Your task is to output the data exactly as it stands.

=-=-=

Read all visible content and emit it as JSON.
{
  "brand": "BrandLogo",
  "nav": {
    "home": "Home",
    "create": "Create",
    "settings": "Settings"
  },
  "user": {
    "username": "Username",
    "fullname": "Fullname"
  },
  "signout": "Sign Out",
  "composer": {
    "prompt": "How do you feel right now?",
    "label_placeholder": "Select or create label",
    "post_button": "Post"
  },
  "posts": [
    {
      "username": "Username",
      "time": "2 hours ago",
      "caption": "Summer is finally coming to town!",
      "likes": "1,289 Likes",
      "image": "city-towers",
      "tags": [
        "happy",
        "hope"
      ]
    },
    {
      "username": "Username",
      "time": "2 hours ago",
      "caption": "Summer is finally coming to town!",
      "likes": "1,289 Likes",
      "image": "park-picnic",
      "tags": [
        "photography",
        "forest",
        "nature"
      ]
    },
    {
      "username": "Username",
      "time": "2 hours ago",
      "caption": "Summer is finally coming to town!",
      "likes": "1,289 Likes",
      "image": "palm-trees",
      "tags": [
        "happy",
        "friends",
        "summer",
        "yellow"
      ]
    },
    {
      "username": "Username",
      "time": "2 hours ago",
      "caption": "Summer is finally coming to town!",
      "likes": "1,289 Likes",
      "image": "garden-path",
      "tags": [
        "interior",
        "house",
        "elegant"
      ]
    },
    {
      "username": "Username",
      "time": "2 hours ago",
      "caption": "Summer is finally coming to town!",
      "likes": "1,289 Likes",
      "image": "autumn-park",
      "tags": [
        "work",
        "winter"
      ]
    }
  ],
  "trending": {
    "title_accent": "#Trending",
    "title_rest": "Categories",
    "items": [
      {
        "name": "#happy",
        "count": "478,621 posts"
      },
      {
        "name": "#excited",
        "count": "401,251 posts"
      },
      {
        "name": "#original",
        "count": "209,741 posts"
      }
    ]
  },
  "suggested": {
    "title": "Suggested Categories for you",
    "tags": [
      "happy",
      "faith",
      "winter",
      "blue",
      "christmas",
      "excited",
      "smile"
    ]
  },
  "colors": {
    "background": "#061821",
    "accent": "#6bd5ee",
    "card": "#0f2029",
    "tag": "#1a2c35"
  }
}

=-=-=

### Exercise result
Read all visible content and emit it as JSON.
{
  "brand": "BrandLogo",
  "nav": {
    "home": "Home",
    "create": "Create",
    "settings": "Settings"
  },
  "user": {
    "username": "Username",
    "fullname": "Fullname"
  },
  "signout": "Sign Out",
  "composer": {
    "prompt": "How do you feel right now?",
    "label_placeholder": "Select or create label",
    "post_button": "Post"
  },
  "posts": [
    {
      "username": "Username",
      "time": "2 hours ago",
      "caption": "Summer is finally coming to town!",
      "likes": "1,289 Likes",
      "image": "city-towers",
      "tags": [
        "happy",
        "hope"
      ]
    },
    {
      "username": "Username",
      "time": "2 hours ago",
      "caption": "Summer is finally coming to town!",
      "likes": "1,289 Likes",
      "image": "park-picnic",
      "tags": [
        "photography",
        "forest",
        "nature"
      ]
    },
    {
      "username": "Username",
      "time": "2 hours ago",
      "caption": "Summer is finally coming to town!",
      "likes": "1,289 Likes",
      "image": "palm-trees",
      "tags": [
        "happy",
        "friends",
        "summer",
        "yellow"
      ]
    },
    {
      "username": "Username",
      "time": "2 hours ago",
      "caption": "Summer is finally coming to town!",
      "likes": "1,289 Likes",
      "image": "garden-path",
      "tags": [
        "interior",
        "house",
        "elegant"
      ]
    },
    {
      "username": "Username",
      "time": "2 hours ago",
      "caption": "Summer is finally coming to town!",
      "likes": "1,289 Likes",
      "image": "autumn-park",
      "tags": [
        "work",
        "winter"
      ]
    }
  ],
  "trending": {
    "title_accent": "#Trending",
    "title_rest": "Categories",
    "items": [
      {
        "name": "#happy",
        "count": "478,621 posts"
      },
      {
        "name": "#excited",
        "count": "401,251 posts"
      },
      {
        "name": "#original",
        "count": "209,741 posts"
      }
    ]
  },
  "suggested": {
    "title": "Suggested Categories for you",
    "tags": [
      "happy",
      "faith",
      "winter",
      "blue",
      "christmas",
      "excited",
      "smile"
    ]
  },
  "colors": {
    "background": "#061821",
    "accent": "#6bd5ee",
    "card": "#0f2029",
    "tag": "#1a2c35"
  }
}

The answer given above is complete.